Repeat each entry exactly and drop the pictures.

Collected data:
◇ ◇ ◇ ◇

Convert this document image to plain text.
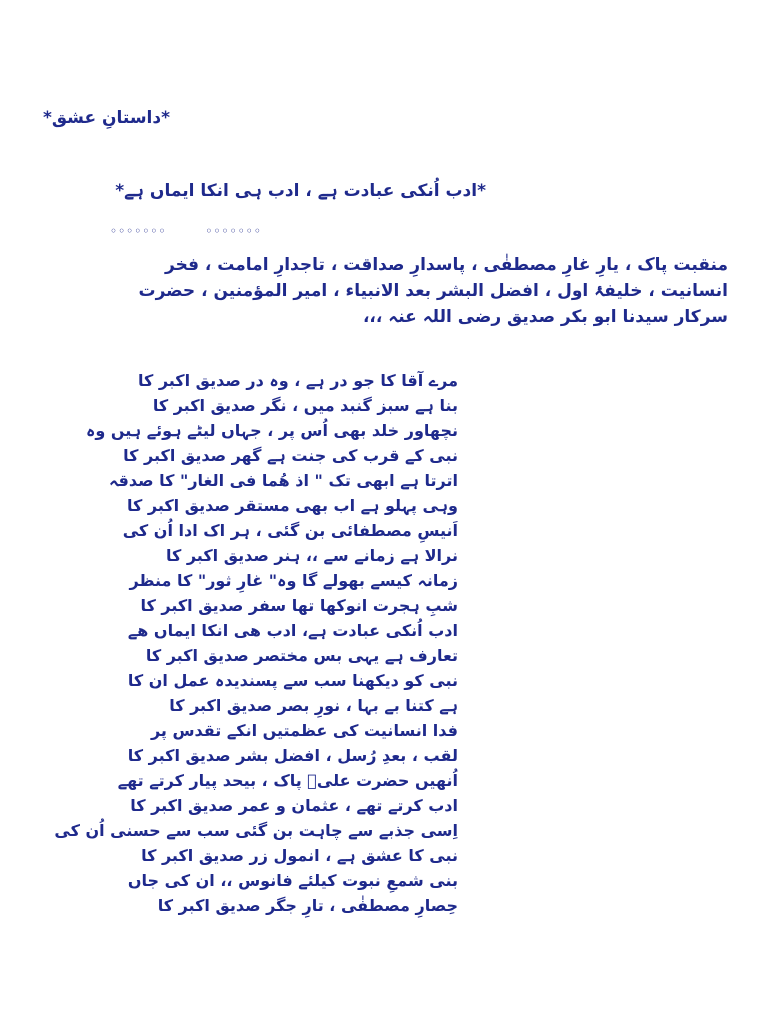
*داستانِ عشق*
*ادب اُنکی عبادت ہے ، ادب ہی انکا ایماں ہے*
◦◦◦◦◦◦◦	◦◦◦◦◦◦◦
منقبت پاک ، یارِ غارِ مصطفٰی ، پاسدارِ صداقت ، تاجدارِ امامت ، فخر
انسانیت ، خلیفۂ اول ، افضل البشر بعد الانبیاء ، امیر المؤمنین ، حضرت
سرکار سیدنا ابو بکر صدیق رضی اللہ عنہ ،،،
مرے آقا کا جو در ہے ، وہ در صدیق اکبر کا
بنا ہے سبز گنبد میں ، نگر صدیق اکبر کا
نچھاور خلد بھی اُس پر ، جہاں لیٹے ہوئے ہیں وہ
نبی کے قرب کی جنت ہے گھر صدیق اکبر کا
اترتا ہے ابھی تک " اذ ھُما فی الغار" کا صدقہ
وہی پہلو ہے اب بھی مستقر صدیق اکبر کا
اَنیسِ مصطفائی بن گئی ، ہر اک ادا اُن کی
نرالا ہے زمانے سے ،، ہنر صدیق اکبر کا
زمانہ کیسے بھولے گا وہ" غارِ ثور" کا منظر
شبِ ہجرت انوکھا تھا سفر صدیق اکبر کا
ادب اُنکی عبادت ہے، ادب ھی انکا ایماں ھے
تعارف ہے یہی بس مختصر صدیق اکبر کا
نبی کو دیکھنا سب سے پسندیدہ عمل ان کا
ہے کتنا بے بہا ، نورِ بصر صدیق اکبر کا
فدا انسانیت کی عظمتیں انکے تقدس پر
لقب ، بعدِ رُسل ، افضل بشر صدیق اکبر کا
اُنھیں حضرت علیؓ پاک ، بیحد پیار کرتے تھے
ادب کرتے تھے ، عثمان و عمر صدیق اکبر کا
اِسی جذبے سے چاہت بن گئی سب سے حسنی اُن کی
نبی کا عشق ہے ، انمول زر صدیق اکبر کا
بنی شمعِ نبوت کیلئے فانوس ،، ان کی جاں
حِصارِ مصطفٰی ، تارِ جگر صدیق اکبر کا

◇ ◇ ◇ ◇

*ANSWER TO THE TASK*:
Convert this document image to plain text.
*داستانِ عشق*
*ادب اُنکی عبادت ہے ، ادب ہی انکا ایماں ہے*
◦◦◦◦◦◦◦	◦◦◦◦◦◦◦
منقبت پاک ، یارِ غارِ مصطفٰی ، پاسدارِ صداقت ، تاجدارِ امامت ، فخر
انسانیت ، خلیفۂ اول ، افضل البشر بعد الانبیاء ، امیر المؤمنین ، حضرت
سرکار سیدنا ابو بکر صدیق رضی اللہ عنہ ،،،
مرے آقا کا جو در ہے ، وہ در صدیق اکبر کا
بنا ہے سبز گنبد میں ، نگر صدیق اکبر کا
نچھاور خلد بھی اُس پر ، جہاں لیٹے ہوئے ہیں وہ
نبی کے قرب کی جنت ہے گھر صدیق اکبر کا
اترتا ہے ابھی تک " اذ ھُما فی الغار" کا صدقہ
وہی پہلو ہے اب بھی مستقر صدیق اکبر کا
اَنیسِ مصطفائی بن گئی ، ہر اک ادا اُن کی
نرالا ہے زمانے سے ،، ہنر صدیق اکبر کا
زمانہ کیسے بھولے گا وہ" غارِ ثور" کا منظر
شبِ ہجرت انوکھا تھا سفر صدیق اکبر کا
ادب اُنکی عبادت ہے، ادب ھی انکا ایماں ھے
تعارف ہے یہی بس مختصر صدیق اکبر کا
نبی کو دیکھنا سب سے پسندیدہ عمل ان کا
ہے کتنا بے بہا ، نورِ بصر صدیق اکبر کا
فدا انسانیت کی عظمتیں انکے تقدس پر
لقب ، بعدِ رُسل ، افضل بشر صدیق اکبر کا
اُنھیں حضرت علیؓ پاک ، بیحد پیار کرتے تھے
ادب کرتے تھے ، عثمان و عمر صدیق اکبر کا
اِسی جذبے سے چاہت بن گئی سب سے حسنی اُن کی
نبی کا عشق ہے ، انمول زر صدیق اکبر کا
بنی شمعِ نبوت کیلئے فانوس ،، ان کی جاں
حِصارِ مصطفٰی ، تارِ جگر صدیق اکبر کا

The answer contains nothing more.